**INPUT ROWS**
☆ ☆ ☆

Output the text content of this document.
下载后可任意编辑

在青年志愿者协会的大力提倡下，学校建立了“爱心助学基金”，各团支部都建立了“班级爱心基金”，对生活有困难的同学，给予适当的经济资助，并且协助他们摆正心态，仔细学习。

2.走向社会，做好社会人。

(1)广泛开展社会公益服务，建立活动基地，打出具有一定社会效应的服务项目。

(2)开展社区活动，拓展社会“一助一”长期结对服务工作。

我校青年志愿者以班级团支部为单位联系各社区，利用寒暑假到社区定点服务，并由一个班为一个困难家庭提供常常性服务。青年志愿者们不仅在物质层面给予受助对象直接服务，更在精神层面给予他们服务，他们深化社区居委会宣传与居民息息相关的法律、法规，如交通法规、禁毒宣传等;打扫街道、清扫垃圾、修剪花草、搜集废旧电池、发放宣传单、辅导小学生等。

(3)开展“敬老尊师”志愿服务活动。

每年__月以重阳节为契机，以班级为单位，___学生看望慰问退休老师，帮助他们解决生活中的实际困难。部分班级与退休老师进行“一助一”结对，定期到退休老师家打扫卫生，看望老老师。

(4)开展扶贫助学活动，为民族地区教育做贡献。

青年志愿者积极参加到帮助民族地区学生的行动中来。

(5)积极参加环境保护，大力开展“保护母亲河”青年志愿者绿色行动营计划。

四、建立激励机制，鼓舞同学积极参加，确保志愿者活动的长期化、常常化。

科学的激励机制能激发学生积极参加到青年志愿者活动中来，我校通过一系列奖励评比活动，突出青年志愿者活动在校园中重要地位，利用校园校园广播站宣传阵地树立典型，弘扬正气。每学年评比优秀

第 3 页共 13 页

☆ ☆ ☆

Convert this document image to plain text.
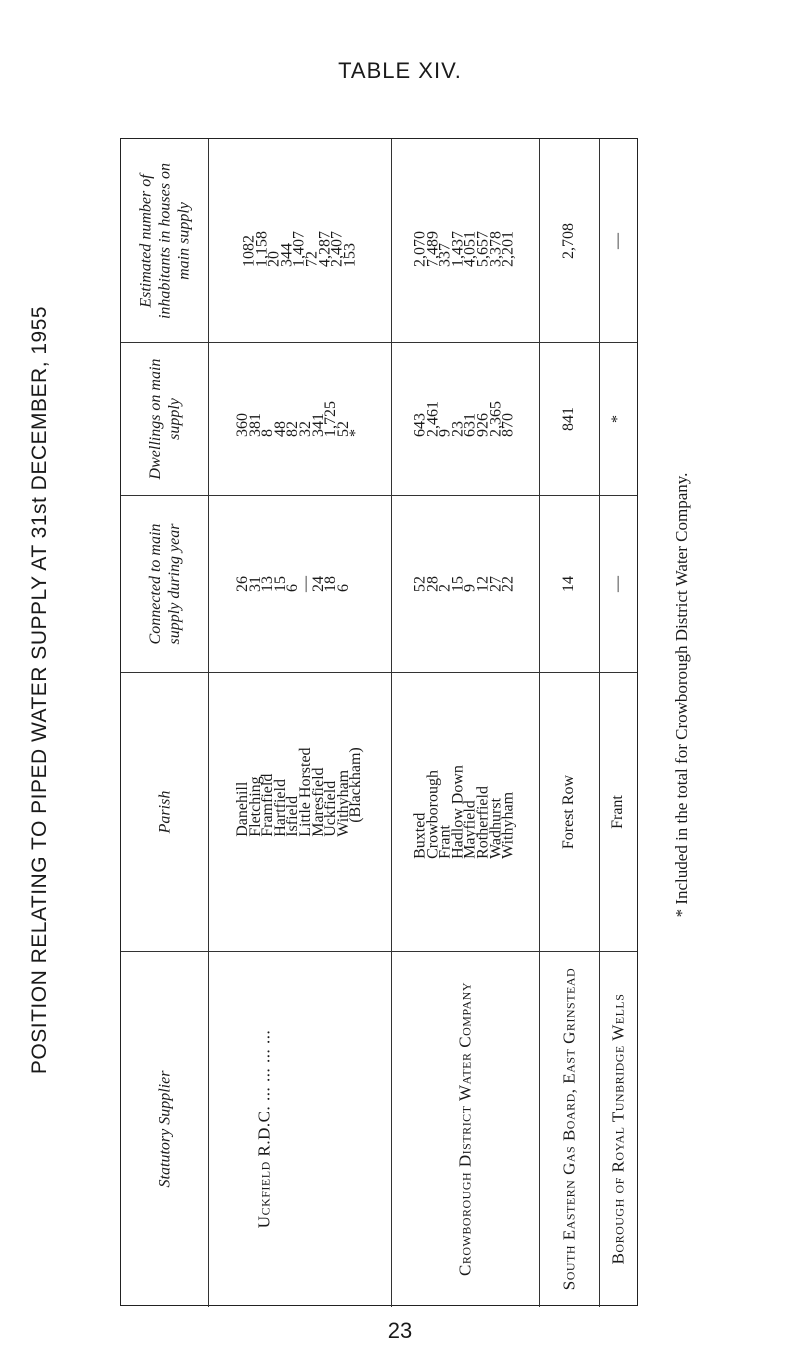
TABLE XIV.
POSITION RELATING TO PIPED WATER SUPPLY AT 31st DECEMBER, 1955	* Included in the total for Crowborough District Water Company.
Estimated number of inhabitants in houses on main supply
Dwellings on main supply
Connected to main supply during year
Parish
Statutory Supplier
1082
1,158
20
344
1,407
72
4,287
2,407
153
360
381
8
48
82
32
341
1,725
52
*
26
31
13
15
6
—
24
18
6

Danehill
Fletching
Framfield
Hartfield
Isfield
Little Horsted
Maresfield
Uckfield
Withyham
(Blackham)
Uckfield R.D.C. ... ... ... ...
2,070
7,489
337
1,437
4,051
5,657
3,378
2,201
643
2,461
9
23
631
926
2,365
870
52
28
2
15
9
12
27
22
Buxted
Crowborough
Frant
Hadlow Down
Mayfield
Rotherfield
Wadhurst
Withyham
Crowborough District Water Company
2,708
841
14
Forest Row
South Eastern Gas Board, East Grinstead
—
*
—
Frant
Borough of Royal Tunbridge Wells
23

☆ ☆ ☆

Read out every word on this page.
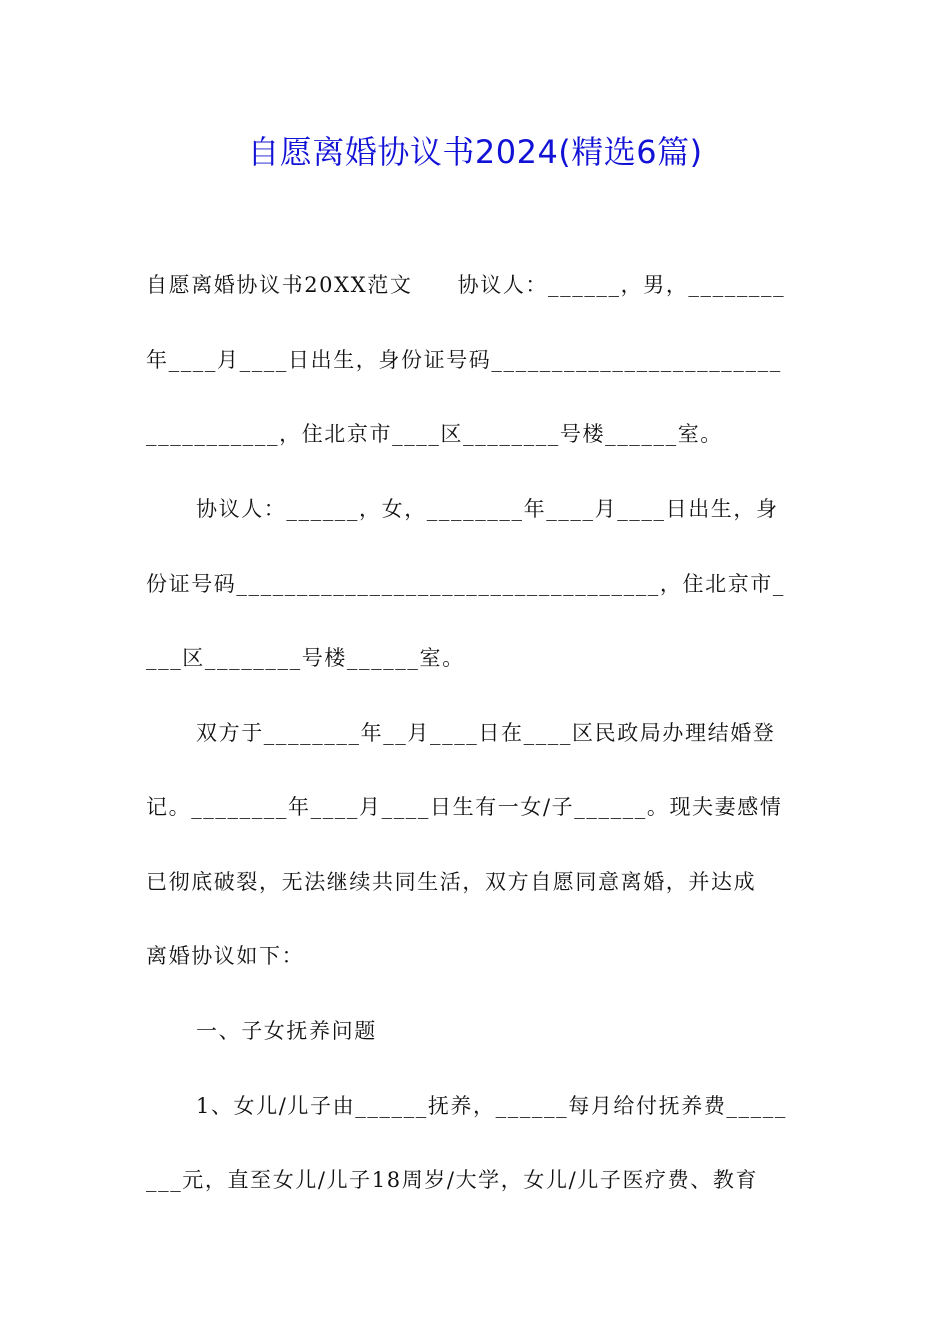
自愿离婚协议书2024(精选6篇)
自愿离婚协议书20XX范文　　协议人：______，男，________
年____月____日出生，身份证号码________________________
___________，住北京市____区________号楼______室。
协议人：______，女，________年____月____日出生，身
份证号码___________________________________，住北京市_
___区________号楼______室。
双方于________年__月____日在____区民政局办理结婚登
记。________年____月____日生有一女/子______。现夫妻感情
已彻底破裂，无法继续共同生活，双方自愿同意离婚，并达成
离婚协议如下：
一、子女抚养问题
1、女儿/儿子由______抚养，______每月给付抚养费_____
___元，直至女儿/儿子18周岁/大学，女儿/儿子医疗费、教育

☆ ☆ ☆

**GIVEN INSTRUCTION**
Pick out every line of the listing containing the word "main", and show those lines.

**EXPECTED ANSWER**
Estimated number of inhabitants in houses on main supply
Dwellings on main supply
Connected to main supply during year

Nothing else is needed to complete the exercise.